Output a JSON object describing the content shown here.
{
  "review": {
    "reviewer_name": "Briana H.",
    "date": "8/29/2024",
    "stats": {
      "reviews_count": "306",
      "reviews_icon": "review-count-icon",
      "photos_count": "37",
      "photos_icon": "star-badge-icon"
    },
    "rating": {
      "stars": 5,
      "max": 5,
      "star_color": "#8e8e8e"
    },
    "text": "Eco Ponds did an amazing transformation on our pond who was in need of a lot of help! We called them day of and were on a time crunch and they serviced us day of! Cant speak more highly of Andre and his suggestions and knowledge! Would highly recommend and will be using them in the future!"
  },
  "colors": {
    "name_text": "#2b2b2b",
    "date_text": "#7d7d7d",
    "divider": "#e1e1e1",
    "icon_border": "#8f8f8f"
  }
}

────────────────────────────────────────

_AIM OF THE EXERCISE_
All of the entries above must be quoted exactly.

_THE COMPLETED TASK_
Output a JSON object describing the content shown here.
{
  "review": {
    "reviewer_name": "Briana H.",
    "date": "8/29/2024",
    "stats": {
      "reviews_count": "306",
      "reviews_icon": "review-count-icon",
      "photos_count": "37",
      "photos_icon": "star-badge-icon"
    },
    "rating": {
      "stars": 5,
      "max": 5,
      "star_color": "#8e8e8e"
    },
    "text": "Eco Ponds did an amazing transformation on our pond who was in need of a lot of help! We called them day of and were on a time crunch and they serviced us day of! Cant speak more highly of Andre and his suggestions and knowledge! Would highly recommend and will be using them in the future!"
  },
  "colors": {
    "name_text": "#2b2b2b",
    "date_text": "#7d7d7d",
    "divider": "#e1e1e1",
    "icon_border": "#8f8f8f"
  }
}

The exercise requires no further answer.